§ **Work required**
Below are some entries. Copy each line that holds the string "Coaching".

§ **Input**
--
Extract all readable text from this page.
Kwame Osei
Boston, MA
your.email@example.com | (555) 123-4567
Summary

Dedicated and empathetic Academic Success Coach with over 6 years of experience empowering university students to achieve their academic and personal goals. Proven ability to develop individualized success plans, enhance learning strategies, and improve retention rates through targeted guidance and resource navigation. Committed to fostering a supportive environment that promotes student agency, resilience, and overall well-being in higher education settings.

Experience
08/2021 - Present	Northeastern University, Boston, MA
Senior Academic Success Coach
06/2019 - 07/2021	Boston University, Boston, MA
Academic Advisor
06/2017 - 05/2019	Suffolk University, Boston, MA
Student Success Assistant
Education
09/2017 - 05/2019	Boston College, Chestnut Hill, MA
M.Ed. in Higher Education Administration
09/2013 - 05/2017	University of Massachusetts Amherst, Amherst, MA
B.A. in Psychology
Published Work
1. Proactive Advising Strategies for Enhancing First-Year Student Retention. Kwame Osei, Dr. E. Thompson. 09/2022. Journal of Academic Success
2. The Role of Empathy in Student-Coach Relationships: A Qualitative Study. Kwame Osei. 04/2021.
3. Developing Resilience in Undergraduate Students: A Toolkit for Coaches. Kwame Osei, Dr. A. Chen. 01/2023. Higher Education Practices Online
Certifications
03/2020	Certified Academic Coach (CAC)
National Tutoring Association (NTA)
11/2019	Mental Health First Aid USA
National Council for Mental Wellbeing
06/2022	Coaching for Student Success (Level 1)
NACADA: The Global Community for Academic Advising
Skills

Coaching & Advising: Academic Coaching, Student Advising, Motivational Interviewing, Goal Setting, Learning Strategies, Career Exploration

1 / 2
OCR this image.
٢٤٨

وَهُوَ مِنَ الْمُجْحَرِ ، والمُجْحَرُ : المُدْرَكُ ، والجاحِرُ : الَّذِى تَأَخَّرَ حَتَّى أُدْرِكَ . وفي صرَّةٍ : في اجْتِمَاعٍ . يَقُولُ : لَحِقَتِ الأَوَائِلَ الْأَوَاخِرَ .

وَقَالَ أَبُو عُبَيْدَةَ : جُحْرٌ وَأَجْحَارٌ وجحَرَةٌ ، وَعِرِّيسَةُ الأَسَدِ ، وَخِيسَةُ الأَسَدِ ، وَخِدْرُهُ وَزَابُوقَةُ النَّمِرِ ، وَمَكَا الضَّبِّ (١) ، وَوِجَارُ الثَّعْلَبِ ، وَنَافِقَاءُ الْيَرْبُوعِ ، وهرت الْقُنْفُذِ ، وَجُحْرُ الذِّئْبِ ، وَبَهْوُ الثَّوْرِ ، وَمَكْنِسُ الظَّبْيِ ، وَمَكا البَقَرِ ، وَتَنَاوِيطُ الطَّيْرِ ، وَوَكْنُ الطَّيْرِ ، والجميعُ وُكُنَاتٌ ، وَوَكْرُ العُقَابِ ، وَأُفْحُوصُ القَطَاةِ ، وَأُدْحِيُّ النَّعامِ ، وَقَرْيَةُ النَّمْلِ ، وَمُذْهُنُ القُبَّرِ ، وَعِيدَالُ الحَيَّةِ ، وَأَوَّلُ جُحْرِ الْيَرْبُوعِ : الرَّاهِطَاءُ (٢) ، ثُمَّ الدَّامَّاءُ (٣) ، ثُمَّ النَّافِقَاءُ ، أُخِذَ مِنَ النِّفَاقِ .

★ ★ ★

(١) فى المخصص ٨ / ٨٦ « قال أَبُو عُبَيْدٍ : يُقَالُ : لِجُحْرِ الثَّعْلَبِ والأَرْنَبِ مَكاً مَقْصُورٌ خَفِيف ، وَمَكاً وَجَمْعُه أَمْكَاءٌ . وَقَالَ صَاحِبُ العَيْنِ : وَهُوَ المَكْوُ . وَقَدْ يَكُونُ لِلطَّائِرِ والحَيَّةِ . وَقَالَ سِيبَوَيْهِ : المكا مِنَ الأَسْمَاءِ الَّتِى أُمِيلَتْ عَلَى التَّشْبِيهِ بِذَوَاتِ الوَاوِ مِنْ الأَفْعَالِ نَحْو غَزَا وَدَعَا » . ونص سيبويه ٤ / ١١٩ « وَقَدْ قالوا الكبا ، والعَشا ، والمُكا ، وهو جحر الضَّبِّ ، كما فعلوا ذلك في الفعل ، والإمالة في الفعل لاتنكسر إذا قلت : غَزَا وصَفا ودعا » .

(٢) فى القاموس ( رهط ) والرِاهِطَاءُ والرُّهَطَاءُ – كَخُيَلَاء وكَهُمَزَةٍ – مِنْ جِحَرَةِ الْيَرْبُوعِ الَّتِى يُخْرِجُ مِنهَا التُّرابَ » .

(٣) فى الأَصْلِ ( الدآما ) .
--
§ **Correct response**
06/2022	Coaching for Student Success (Level 1)
Coaching & Advising: Academic Coaching, Student Advising, Motivational Interviewing, Goal Setting, Learning Strategies, Career Exploration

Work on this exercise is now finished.